**Set exercise:**
Which lines contain the string "left"? Please list every one of them.

### Source data

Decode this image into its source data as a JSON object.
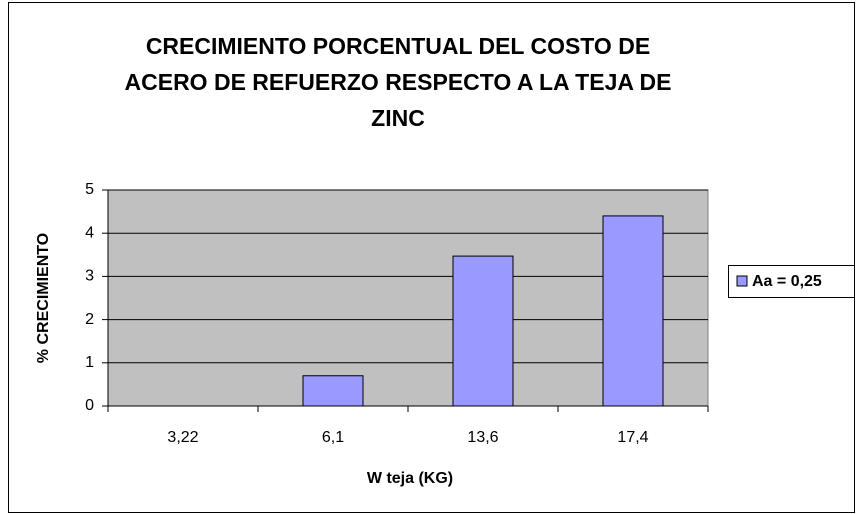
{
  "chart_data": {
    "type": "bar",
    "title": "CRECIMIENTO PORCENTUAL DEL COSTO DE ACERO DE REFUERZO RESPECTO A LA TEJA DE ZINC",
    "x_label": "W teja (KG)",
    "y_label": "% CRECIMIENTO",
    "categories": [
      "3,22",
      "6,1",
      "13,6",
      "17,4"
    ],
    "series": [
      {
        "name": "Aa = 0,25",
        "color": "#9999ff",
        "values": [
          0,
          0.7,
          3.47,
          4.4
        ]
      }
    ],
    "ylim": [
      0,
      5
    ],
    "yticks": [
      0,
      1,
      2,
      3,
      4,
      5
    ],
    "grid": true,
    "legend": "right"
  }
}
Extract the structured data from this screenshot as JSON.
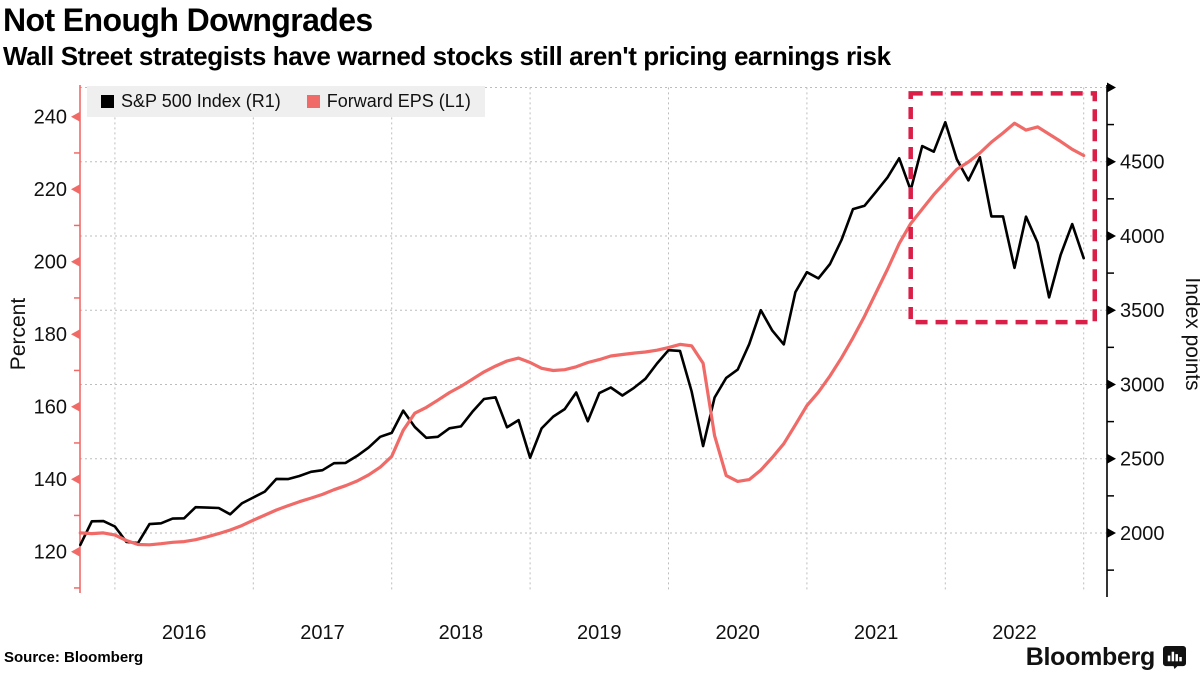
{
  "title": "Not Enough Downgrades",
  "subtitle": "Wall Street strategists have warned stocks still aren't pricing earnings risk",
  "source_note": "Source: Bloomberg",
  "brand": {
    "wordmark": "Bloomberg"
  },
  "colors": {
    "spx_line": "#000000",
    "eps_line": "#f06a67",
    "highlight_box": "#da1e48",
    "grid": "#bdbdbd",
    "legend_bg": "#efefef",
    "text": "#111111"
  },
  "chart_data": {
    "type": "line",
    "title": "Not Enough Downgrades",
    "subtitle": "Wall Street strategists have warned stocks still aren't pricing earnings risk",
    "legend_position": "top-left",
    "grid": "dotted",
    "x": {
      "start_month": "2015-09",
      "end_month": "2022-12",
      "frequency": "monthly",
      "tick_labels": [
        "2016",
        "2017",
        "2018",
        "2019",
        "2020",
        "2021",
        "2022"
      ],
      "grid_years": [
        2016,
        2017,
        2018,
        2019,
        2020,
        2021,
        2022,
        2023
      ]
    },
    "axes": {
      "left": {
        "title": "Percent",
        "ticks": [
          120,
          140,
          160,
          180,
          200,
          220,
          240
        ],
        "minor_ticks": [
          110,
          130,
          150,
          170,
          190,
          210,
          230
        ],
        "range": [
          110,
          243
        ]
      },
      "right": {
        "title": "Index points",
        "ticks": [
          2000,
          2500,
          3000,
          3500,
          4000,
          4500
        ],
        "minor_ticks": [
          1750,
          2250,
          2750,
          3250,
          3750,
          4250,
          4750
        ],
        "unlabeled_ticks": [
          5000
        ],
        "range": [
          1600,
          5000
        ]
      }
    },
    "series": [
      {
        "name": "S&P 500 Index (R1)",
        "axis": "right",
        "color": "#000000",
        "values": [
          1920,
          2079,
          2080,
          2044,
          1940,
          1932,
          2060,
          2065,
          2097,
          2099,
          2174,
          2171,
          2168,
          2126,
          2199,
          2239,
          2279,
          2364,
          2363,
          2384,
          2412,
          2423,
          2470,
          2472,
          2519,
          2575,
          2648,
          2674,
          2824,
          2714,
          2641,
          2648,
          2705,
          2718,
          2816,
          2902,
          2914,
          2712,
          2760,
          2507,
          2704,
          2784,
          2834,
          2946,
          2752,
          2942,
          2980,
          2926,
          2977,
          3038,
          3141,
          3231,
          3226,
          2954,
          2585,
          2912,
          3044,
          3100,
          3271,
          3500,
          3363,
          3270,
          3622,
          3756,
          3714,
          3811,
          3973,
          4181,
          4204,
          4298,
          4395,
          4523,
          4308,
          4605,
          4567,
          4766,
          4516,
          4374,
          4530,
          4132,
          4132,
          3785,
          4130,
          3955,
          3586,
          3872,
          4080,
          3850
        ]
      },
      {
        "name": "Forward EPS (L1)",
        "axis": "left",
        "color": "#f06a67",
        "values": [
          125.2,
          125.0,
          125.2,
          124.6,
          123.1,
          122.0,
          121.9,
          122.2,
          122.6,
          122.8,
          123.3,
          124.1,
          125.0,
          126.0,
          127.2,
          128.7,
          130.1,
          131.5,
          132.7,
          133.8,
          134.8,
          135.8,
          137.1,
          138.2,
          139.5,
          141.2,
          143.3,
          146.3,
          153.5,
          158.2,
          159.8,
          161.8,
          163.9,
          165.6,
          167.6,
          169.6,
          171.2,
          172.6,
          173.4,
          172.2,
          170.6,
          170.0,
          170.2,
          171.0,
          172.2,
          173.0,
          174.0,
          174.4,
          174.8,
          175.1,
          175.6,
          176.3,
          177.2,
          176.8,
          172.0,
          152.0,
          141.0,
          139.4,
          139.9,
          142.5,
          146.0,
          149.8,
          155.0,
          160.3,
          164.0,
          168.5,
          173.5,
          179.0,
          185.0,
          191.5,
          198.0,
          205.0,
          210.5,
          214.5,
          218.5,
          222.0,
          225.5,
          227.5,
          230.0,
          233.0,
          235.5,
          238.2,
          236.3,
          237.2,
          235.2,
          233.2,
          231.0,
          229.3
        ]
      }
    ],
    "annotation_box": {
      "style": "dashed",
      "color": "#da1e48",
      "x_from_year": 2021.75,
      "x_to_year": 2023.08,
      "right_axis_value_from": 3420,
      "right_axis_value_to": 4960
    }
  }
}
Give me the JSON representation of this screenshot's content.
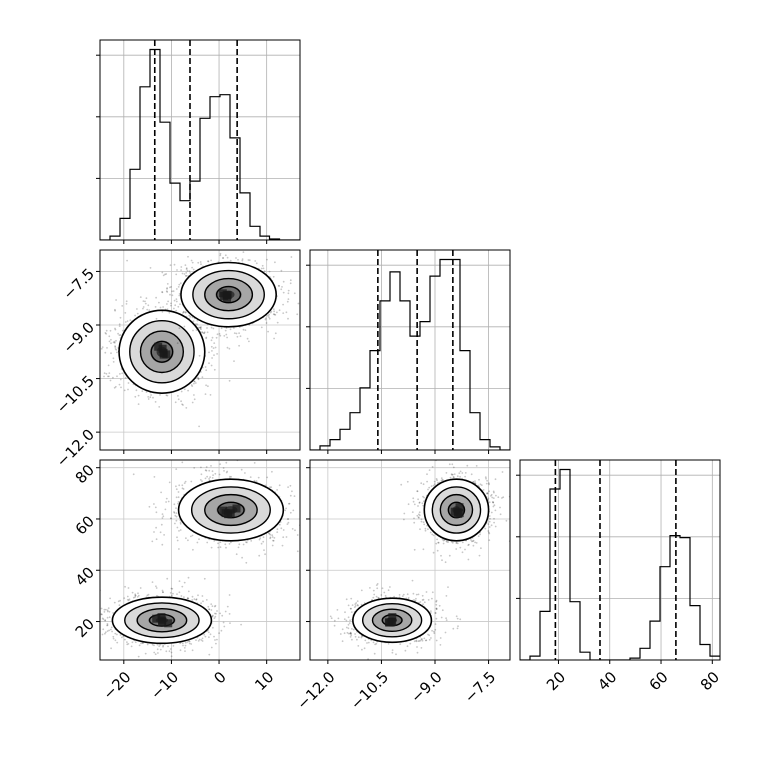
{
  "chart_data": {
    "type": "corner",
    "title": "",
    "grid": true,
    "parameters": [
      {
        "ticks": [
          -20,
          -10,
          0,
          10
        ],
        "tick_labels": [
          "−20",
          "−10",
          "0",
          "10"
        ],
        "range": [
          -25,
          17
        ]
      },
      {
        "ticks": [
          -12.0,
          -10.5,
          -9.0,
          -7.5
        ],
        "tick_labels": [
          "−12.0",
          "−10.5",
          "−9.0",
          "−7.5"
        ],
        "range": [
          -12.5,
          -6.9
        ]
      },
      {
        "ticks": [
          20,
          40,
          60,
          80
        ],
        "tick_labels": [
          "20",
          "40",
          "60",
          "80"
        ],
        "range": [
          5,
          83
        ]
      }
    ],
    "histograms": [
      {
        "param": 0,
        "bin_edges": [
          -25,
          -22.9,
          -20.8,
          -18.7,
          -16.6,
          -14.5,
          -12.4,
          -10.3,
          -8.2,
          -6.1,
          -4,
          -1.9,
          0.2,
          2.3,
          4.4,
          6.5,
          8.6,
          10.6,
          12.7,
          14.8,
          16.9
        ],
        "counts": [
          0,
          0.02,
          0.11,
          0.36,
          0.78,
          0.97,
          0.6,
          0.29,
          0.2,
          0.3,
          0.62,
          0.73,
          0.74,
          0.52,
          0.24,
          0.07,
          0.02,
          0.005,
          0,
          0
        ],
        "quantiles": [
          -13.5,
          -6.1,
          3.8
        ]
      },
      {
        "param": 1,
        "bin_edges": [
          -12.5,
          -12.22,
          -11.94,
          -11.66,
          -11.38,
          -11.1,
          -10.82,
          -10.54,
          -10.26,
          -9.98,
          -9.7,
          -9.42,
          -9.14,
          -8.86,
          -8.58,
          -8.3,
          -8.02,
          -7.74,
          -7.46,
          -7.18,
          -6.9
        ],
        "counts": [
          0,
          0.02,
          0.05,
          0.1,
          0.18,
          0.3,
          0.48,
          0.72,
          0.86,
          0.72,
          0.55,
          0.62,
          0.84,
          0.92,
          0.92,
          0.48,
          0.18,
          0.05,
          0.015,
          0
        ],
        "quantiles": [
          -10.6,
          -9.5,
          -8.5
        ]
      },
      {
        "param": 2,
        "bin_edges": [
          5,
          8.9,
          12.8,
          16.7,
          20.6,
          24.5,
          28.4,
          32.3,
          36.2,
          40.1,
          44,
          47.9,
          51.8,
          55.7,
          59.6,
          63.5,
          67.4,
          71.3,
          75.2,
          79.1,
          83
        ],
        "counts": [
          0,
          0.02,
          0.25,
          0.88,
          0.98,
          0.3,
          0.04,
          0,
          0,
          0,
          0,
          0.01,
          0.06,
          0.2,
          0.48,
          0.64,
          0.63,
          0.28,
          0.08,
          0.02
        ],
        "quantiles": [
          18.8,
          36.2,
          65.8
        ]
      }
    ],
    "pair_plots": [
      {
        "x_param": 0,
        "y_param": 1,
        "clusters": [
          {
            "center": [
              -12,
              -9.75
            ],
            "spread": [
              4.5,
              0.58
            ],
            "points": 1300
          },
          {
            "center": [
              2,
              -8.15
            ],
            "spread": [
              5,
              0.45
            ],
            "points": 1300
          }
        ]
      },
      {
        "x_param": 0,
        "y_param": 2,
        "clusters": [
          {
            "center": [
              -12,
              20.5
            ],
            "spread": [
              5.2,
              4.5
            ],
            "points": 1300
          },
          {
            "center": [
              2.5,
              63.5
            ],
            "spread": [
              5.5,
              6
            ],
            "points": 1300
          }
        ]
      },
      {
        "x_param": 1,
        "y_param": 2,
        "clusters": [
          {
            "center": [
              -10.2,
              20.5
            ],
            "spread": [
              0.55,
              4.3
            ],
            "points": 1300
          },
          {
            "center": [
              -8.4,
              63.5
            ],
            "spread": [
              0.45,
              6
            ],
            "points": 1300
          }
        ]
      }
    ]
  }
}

######

**Answer for this exercise:**
    "legend_position": "top-left",
      "left": {
        "axis": "left",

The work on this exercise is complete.